• _Required task_
Reproduce the material exactly, omitting nothing.

(Collected data entries)
## start

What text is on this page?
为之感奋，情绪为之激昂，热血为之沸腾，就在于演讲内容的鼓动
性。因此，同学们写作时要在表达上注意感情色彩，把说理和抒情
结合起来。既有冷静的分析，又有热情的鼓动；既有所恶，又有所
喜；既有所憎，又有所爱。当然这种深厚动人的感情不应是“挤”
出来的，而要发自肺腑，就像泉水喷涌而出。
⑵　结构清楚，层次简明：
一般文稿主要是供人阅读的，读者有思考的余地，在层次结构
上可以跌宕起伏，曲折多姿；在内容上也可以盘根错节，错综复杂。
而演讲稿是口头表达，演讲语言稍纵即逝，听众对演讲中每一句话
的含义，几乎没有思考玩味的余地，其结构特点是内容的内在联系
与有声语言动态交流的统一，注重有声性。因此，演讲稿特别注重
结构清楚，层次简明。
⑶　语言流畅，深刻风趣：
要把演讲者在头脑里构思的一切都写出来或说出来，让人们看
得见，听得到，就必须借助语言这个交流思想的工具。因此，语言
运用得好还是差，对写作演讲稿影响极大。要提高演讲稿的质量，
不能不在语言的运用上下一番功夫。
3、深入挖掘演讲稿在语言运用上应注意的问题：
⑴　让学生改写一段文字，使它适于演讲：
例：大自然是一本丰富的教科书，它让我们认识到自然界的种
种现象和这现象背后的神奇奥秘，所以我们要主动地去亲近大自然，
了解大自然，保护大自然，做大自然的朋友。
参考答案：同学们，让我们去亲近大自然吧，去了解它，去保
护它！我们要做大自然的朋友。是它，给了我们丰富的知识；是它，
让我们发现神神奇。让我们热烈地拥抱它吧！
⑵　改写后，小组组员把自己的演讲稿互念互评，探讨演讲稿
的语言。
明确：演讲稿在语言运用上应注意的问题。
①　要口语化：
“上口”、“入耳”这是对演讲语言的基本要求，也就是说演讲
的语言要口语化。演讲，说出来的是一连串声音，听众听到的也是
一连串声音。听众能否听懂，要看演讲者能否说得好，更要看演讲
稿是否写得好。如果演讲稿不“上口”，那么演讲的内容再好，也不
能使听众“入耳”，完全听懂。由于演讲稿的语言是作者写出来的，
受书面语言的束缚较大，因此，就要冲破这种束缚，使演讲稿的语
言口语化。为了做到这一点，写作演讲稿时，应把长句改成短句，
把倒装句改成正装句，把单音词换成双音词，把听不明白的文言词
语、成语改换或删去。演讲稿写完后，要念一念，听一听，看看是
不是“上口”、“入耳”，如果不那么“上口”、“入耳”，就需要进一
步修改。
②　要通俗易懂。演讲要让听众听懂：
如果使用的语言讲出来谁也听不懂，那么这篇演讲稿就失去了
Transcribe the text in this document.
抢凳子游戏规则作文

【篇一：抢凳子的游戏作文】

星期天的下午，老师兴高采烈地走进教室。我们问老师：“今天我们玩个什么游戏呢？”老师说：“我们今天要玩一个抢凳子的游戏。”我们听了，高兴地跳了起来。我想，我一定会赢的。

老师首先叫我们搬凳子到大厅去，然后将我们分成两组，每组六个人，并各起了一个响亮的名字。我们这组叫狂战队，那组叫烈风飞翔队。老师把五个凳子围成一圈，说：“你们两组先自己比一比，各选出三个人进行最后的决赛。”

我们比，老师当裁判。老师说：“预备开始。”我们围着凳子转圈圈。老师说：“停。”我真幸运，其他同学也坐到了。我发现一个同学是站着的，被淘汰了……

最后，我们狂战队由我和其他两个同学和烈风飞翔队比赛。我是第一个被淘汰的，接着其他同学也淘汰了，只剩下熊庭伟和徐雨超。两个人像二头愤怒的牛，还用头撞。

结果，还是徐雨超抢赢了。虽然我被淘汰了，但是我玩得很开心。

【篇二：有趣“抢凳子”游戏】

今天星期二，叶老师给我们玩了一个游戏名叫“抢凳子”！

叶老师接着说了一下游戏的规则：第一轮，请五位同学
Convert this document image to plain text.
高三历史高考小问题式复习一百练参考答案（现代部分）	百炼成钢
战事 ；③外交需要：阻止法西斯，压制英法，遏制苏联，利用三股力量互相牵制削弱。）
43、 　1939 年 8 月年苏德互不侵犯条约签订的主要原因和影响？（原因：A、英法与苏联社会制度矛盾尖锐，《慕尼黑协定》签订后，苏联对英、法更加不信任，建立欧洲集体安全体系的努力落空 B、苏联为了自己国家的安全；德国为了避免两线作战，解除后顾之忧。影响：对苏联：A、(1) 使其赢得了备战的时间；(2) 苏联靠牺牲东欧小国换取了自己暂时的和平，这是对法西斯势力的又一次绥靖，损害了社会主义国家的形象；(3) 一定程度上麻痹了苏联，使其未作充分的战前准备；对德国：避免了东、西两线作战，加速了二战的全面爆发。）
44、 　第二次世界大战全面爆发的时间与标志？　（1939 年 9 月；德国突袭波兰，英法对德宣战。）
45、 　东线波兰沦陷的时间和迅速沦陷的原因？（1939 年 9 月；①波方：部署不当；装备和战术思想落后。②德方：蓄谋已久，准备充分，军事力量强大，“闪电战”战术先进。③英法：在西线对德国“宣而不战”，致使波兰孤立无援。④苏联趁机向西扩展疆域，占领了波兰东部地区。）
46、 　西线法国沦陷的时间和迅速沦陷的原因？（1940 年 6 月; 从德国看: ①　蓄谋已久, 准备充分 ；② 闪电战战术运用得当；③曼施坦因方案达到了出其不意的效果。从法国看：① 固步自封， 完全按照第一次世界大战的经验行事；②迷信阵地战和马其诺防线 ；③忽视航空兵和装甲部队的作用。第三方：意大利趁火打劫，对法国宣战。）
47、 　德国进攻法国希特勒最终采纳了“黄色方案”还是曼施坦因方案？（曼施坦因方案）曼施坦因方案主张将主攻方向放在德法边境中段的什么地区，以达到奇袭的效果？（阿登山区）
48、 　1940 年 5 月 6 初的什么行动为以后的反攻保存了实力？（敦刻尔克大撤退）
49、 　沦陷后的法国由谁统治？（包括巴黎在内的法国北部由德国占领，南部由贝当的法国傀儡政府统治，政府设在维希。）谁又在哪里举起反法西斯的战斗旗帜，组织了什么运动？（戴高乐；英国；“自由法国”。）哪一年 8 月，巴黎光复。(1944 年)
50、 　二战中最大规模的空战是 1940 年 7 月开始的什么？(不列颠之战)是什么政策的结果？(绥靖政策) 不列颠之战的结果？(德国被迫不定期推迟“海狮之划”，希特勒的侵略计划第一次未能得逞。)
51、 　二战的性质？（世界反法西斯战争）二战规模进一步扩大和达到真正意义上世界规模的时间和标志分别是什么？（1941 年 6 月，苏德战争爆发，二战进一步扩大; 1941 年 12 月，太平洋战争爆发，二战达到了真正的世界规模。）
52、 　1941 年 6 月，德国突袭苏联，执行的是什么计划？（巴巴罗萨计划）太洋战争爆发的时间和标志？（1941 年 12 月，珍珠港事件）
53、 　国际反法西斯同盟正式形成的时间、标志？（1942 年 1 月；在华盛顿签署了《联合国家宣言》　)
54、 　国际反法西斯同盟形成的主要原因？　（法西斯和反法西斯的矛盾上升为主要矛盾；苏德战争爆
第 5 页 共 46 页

## end

• _Completed task_
What text is on this page?
为之感奋，情绪为之激昂，热血为之沸腾，就在于演讲内容的鼓动
性。因此，同学们写作时要在表达上注意感情色彩，把说理和抒情
结合起来。既有冷静的分析，又有热情的鼓动；既有所恶，又有所
喜；既有所憎，又有所爱。当然这种深厚动人的感情不应是“挤”
出来的，而要发自肺腑，就像泉水喷涌而出。
⑵　结构清楚，层次简明：
一般文稿主要是供人阅读的，读者有思考的余地，在层次结构
上可以跌宕起伏，曲折多姿；在内容上也可以盘根错节，错综复杂。
而演讲稿是口头表达，演讲语言稍纵即逝，听众对演讲中每一句话
的含义，几乎没有思考玩味的余地，其结构特点是内容的内在联系
与有声语言动态交流的统一，注重有声性。因此，演讲稿特别注重
结构清楚，层次简明。
⑶　语言流畅，深刻风趣：
要把演讲者在头脑里构思的一切都写出来或说出来，让人们看
得见，听得到，就必须借助语言这个交流思想的工具。因此，语言
运用得好还是差，对写作演讲稿影响极大。要提高演讲稿的质量，
不能不在语言的运用上下一番功夫。
3、深入挖掘演讲稿在语言运用上应注意的问题：
⑴　让学生改写一段文字，使它适于演讲：
例：大自然是一本丰富的教科书，它让我们认识到自然界的种
种现象和这现象背后的神奇奥秘，所以我们要主动地去亲近大自然，
了解大自然，保护大自然，做大自然的朋友。
参考答案：同学们，让我们去亲近大自然吧，去了解它，去保
护它！我们要做大自然的朋友。是它，给了我们丰富的知识；是它，
让我们发现神神奇。让我们热烈地拥抱它吧！
⑵　改写后，小组组员把自己的演讲稿互念互评，探讨演讲稿
的语言。
明确：演讲稿在语言运用上应注意的问题。
①　要口语化：
“上口”、“入耳”这是对演讲语言的基本要求，也就是说演讲
的语言要口语化。演讲，说出来的是一连串声音，听众听到的也是
一连串声音。听众能否听懂，要看演讲者能否说得好，更要看演讲
稿是否写得好。如果演讲稿不“上口”，那么演讲的内容再好，也不
能使听众“入耳”，完全听懂。由于演讲稿的语言是作者写出来的，
受书面语言的束缚较大，因此，就要冲破这种束缚，使演讲稿的语
言口语化。为了做到这一点，写作演讲稿时，应把长句改成短句，
把倒装句改成正装句，把单音词换成双音词，把听不明白的文言词
语、成语改换或删去。演讲稿写完后，要念一念，听一听，看看是
不是“上口”、“入耳”，如果不那么“上口”、“入耳”，就需要进一
步修改。
②　要通俗易懂。演讲要让听众听懂：
如果使用的语言讲出来谁也听不懂，那么这篇演讲稿就失去了
Transcribe the text in this document.
抢凳子游戏规则作文

【篇一：抢凳子的游戏作文】

星期天的下午，老师兴高采烈地走进教室。我们问老师：“今天我们玩个什么游戏呢？”老师说：“我们今天要玩一个抢凳子的游戏。”我们听了，高兴地跳了起来。我想，我一定会赢的。

老师首先叫我们搬凳子到大厅去，然后将我们分成两组，每组六个人，并各起了一个响亮的名字。我们这组叫狂战队，那组叫烈风飞翔队。老师把五个凳子围成一圈，说：“你们两组先自己比一比，各选出三个人进行最后的决赛。”

我们比，老师当裁判。老师说：“预备开始。”我们围着凳子转圈圈。老师说：“停。”我真幸运，其他同学也坐到了。我发现一个同学是站着的，被淘汰了……

最后，我们狂战队由我和其他两个同学和烈风飞翔队比赛。我是第一个被淘汰的，接着其他同学也淘汰了，只剩下熊庭伟和徐雨超。两个人像二头愤怒的牛，还用头撞。

结果，还是徐雨超抢赢了。虽然我被淘汰了，但是我玩得很开心。

【篇二：有趣“抢凳子”游戏】

今天星期二，叶老师给我们玩了一个游戏名叫“抢凳子”！

叶老师接着说了一下游戏的规则：第一轮，请五位同学
Convert this document image to plain text.
高三历史高考小问题式复习一百练参考答案（现代部分）	百炼成钢
战事 ；③外交需要：阻止法西斯，压制英法，遏制苏联，利用三股力量互相牵制削弱。）
43、 　1939 年 8 月年苏德互不侵犯条约签订的主要原因和影响？（原因：A、英法与苏联社会制度矛盾尖锐，《慕尼黑协定》签订后，苏联对英、法更加不信任，建立欧洲集体安全体系的努力落空 B、苏联为了自己国家的安全；德国为了避免两线作战，解除后顾之忧。影响：对苏联：A、(1) 使其赢得了备战的时间；(2) 苏联靠牺牲东欧小国换取了自己暂时的和平，这是对法西斯势力的又一次绥靖，损害了社会主义国家的形象；(3) 一定程度上麻痹了苏联，使其未作充分的战前准备；对德国：避免了东、西两线作战，加速了二战的全面爆发。）
44、 　第二次世界大战全面爆发的时间与标志？　（1939 年 9 月；德国突袭波兰，英法对德宣战。）
45、 　东线波兰沦陷的时间和迅速沦陷的原因？（1939 年 9 月；①波方：部署不当；装备和战术思想落后。②德方：蓄谋已久，准备充分，军事力量强大，“闪电战”战术先进。③英法：在西线对德国“宣而不战”，致使波兰孤立无援。④苏联趁机向西扩展疆域，占领了波兰东部地区。）
46、 　西线法国沦陷的时间和迅速沦陷的原因？（1940 年 6 月; 从德国看: ①　蓄谋已久, 准备充分 ；② 闪电战战术运用得当；③曼施坦因方案达到了出其不意的效果。从法国看：① 固步自封， 完全按照第一次世界大战的经验行事；②迷信阵地战和马其诺防线 ；③忽视航空兵和装甲部队的作用。第三方：意大利趁火打劫，对法国宣战。）
47、 　德国进攻法国希特勒最终采纳了“黄色方案”还是曼施坦因方案？（曼施坦因方案）曼施坦因方案主张将主攻方向放在德法边境中段的什么地区，以达到奇袭的效果？（阿登山区）
48、 　1940 年 5 月 6 初的什么行动为以后的反攻保存了实力？（敦刻尔克大撤退）
49、 　沦陷后的法国由谁统治？（包括巴黎在内的法国北部由德国占领，南部由贝当的法国傀儡政府统治，政府设在维希。）谁又在哪里举起反法西斯的战斗旗帜，组织了什么运动？（戴高乐；英国；“自由法国”。）哪一年 8 月，巴黎光复。(1944 年)
50、 　二战中最大规模的空战是 1940 年 7 月开始的什么？(不列颠之战)是什么政策的结果？(绥靖政策) 不列颠之战的结果？(德国被迫不定期推迟“海狮之划”，希特勒的侵略计划第一次未能得逞。)
51、 　二战的性质？（世界反法西斯战争）二战规模进一步扩大和达到真正意义上世界规模的时间和标志分别是什么？（1941 年 6 月，苏德战争爆发，二战进一步扩大; 1941 年 12 月，太平洋战争爆发，二战达到了真正的世界规模。）
52、 　1941 年 6 月，德国突袭苏联，执行的是什么计划？（巴巴罗萨计划）太洋战争爆发的时间和标志？（1941 年 12 月，珍珠港事件）
53、 　国际反法西斯同盟正式形成的时间、标志？（1942 年 1 月；在华盛顿签署了《联合国家宣言》　)
54、 　国际反法西斯同盟形成的主要原因？　（法西斯和反法西斯的矛盾上升为主要矛盾；苏德战争爆
第 5 页 共 46 页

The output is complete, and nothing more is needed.